» **GIVEN TASK**: Copy every line of the data in which the word "JSON" occurs.

(Saved entries)
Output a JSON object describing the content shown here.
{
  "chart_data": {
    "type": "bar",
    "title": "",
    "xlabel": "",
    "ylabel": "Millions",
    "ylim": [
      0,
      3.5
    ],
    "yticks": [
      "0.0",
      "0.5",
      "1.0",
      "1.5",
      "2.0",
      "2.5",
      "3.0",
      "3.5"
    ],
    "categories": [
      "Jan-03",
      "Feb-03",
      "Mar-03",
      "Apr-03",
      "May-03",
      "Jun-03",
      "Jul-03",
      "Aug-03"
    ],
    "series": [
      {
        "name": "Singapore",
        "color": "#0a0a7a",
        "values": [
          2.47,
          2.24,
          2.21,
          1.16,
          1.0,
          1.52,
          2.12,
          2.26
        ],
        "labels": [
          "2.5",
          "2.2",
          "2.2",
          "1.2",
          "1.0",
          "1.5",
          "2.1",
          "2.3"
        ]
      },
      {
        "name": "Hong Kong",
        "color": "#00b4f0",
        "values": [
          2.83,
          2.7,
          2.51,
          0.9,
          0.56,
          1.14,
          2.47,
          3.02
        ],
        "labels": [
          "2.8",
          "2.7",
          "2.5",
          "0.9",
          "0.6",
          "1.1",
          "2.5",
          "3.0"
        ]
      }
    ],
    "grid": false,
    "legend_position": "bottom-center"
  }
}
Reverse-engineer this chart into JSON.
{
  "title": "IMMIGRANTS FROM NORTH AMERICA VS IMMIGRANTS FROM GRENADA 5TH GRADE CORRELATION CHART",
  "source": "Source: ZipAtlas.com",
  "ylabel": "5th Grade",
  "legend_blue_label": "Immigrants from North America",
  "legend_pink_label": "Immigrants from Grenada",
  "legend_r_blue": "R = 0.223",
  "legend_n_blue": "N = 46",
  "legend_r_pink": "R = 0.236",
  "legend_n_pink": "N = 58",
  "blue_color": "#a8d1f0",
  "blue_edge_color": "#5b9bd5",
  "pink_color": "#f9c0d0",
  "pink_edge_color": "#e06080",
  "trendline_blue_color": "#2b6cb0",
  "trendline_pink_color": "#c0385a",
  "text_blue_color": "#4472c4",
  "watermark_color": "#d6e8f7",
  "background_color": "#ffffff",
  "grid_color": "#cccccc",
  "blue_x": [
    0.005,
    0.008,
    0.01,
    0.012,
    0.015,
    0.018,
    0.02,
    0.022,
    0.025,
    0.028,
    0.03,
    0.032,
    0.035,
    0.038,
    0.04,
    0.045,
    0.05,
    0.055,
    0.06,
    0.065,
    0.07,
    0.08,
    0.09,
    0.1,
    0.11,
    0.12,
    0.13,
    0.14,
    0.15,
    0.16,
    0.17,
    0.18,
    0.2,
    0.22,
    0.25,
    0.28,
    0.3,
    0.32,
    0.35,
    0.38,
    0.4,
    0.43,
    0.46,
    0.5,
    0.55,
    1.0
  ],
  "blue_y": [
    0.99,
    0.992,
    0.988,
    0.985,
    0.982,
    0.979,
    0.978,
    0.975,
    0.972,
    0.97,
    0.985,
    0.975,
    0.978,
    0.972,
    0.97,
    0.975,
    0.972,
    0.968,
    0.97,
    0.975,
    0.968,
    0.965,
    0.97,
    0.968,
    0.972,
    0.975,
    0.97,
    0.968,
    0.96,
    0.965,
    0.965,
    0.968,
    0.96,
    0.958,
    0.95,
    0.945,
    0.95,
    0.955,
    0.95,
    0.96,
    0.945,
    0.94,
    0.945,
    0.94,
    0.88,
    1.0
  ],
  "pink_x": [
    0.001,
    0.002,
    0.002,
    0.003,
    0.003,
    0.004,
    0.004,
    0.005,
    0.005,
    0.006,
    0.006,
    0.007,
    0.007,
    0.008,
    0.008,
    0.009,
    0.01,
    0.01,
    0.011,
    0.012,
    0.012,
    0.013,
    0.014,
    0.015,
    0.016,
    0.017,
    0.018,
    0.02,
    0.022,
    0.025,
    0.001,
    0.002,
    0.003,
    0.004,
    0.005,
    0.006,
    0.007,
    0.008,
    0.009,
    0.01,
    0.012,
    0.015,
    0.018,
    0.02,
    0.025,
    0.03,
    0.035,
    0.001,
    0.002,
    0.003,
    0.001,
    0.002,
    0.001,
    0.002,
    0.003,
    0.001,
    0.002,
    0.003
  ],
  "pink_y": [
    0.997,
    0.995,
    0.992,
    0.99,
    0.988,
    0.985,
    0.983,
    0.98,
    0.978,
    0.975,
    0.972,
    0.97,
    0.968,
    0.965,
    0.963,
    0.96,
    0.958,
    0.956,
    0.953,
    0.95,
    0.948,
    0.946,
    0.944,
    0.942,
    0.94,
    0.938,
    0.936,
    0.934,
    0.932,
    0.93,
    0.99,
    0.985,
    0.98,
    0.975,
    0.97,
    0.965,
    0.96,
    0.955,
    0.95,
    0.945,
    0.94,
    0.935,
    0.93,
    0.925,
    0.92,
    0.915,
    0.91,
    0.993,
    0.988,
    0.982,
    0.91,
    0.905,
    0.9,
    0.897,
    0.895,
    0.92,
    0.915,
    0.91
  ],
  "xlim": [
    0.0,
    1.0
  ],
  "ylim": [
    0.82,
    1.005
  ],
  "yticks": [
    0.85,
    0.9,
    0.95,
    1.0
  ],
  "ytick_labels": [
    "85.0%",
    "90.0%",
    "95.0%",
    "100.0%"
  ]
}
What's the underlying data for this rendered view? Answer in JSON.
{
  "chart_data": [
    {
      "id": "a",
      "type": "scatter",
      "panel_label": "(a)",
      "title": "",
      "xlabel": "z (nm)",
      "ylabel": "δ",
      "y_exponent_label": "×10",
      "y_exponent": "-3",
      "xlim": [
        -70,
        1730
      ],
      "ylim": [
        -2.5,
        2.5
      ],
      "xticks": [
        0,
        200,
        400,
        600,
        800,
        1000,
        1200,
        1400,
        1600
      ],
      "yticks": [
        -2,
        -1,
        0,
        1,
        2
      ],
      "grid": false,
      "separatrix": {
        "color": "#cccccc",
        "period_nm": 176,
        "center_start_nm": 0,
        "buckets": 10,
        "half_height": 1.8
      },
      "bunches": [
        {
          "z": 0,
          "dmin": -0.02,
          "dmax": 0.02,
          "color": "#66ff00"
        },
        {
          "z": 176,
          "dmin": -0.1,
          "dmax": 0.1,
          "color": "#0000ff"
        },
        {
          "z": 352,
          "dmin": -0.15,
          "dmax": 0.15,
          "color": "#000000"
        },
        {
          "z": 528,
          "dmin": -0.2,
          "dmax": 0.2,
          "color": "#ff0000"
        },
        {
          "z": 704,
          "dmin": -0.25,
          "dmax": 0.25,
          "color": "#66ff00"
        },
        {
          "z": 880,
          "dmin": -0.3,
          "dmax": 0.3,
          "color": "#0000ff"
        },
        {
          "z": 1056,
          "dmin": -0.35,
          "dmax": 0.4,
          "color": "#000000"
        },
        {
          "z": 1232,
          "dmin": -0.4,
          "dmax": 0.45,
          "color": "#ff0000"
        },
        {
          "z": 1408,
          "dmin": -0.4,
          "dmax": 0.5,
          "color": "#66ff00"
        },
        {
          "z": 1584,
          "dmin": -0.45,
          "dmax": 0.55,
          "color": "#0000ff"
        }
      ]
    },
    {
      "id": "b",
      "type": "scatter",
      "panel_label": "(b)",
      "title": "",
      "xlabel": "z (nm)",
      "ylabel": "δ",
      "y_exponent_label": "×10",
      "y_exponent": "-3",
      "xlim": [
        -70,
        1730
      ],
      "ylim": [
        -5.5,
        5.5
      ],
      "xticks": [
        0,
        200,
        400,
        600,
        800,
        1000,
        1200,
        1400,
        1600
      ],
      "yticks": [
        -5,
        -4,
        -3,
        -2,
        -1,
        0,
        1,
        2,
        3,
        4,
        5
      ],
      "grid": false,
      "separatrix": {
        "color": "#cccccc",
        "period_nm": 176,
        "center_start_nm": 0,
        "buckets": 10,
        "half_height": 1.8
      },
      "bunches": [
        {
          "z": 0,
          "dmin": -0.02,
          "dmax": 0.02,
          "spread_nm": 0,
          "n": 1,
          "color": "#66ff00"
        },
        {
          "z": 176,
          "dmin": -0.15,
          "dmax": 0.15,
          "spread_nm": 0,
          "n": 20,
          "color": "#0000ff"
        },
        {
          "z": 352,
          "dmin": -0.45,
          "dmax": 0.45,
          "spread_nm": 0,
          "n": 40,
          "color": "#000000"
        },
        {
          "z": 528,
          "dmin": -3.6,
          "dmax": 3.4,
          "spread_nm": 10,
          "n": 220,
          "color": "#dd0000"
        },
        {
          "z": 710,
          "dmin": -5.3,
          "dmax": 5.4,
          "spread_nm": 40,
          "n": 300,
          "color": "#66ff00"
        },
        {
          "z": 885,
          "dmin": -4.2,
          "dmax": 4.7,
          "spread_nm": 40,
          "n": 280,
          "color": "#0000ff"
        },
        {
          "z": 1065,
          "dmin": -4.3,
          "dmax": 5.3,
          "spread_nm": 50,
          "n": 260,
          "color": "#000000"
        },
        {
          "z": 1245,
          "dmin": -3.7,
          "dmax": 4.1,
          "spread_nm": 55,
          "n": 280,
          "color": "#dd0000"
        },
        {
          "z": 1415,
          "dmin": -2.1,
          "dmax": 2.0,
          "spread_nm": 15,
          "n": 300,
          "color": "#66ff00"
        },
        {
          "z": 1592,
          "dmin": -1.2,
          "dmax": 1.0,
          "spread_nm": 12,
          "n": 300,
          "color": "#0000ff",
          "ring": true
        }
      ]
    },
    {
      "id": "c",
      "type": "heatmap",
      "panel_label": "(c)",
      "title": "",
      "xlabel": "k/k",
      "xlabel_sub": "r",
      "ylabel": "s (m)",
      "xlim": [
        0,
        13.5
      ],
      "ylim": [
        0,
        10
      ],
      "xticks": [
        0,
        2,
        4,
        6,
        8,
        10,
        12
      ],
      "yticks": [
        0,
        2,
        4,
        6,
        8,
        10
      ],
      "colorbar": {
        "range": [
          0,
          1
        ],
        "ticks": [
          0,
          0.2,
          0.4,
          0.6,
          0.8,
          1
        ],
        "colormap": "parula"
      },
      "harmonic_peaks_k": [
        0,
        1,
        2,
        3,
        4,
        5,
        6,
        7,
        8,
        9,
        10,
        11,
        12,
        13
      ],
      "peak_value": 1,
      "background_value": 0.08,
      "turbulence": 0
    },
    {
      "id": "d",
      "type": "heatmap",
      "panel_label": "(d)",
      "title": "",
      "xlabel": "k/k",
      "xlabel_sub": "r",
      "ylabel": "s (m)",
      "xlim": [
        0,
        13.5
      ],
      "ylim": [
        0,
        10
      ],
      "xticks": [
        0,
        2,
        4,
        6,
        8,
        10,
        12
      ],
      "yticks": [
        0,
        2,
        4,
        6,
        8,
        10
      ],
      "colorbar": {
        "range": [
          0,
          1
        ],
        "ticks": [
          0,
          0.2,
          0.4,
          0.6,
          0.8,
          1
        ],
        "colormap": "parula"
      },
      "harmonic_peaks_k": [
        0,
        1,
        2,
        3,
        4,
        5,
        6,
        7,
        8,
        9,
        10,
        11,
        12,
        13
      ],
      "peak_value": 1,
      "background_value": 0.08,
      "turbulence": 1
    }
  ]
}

» **WRITTEN RESPONSE**:
Output a JSON object describing the content shown here.
Reverse-engineer this chart into JSON.
What's the underlying data for this rendered view? Answer in JSON.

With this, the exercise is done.